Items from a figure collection
* BEGIN *
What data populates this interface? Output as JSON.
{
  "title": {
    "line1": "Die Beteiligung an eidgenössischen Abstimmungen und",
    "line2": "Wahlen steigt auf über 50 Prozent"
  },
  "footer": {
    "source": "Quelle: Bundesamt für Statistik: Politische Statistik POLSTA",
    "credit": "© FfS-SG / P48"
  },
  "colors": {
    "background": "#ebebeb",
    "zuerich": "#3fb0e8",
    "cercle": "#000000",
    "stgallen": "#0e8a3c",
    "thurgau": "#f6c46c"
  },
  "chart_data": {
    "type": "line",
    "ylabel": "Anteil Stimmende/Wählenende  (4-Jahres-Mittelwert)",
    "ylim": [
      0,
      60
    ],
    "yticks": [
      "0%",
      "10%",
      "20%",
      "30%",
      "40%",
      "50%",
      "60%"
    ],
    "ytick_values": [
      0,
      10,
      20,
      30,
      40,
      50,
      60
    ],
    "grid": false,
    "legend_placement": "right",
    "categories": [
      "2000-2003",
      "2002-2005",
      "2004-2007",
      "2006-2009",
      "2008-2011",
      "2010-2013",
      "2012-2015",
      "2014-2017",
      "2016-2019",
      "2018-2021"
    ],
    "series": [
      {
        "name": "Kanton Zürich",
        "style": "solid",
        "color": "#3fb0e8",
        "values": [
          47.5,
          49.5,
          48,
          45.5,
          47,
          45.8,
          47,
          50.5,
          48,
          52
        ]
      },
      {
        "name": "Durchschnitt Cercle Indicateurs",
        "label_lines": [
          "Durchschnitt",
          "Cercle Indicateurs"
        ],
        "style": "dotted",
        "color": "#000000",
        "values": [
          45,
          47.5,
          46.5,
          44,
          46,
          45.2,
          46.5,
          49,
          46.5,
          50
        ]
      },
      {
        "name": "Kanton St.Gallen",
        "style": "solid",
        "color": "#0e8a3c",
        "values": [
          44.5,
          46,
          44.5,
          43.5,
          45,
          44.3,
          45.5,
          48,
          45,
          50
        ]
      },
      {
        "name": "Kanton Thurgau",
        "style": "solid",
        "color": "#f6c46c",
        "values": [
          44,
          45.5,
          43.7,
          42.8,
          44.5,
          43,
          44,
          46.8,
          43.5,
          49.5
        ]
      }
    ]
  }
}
* END *
Work instructions: Filter the entries down to the lines containing "name". Copy each of those lines.

Solution for this problem:
        "name": "Kanton Zürich",
        "name": "Durchschnitt Cercle Indicateurs",
        "name": "Kanton St.Gallen",
        "name": "Kanton Thurgau",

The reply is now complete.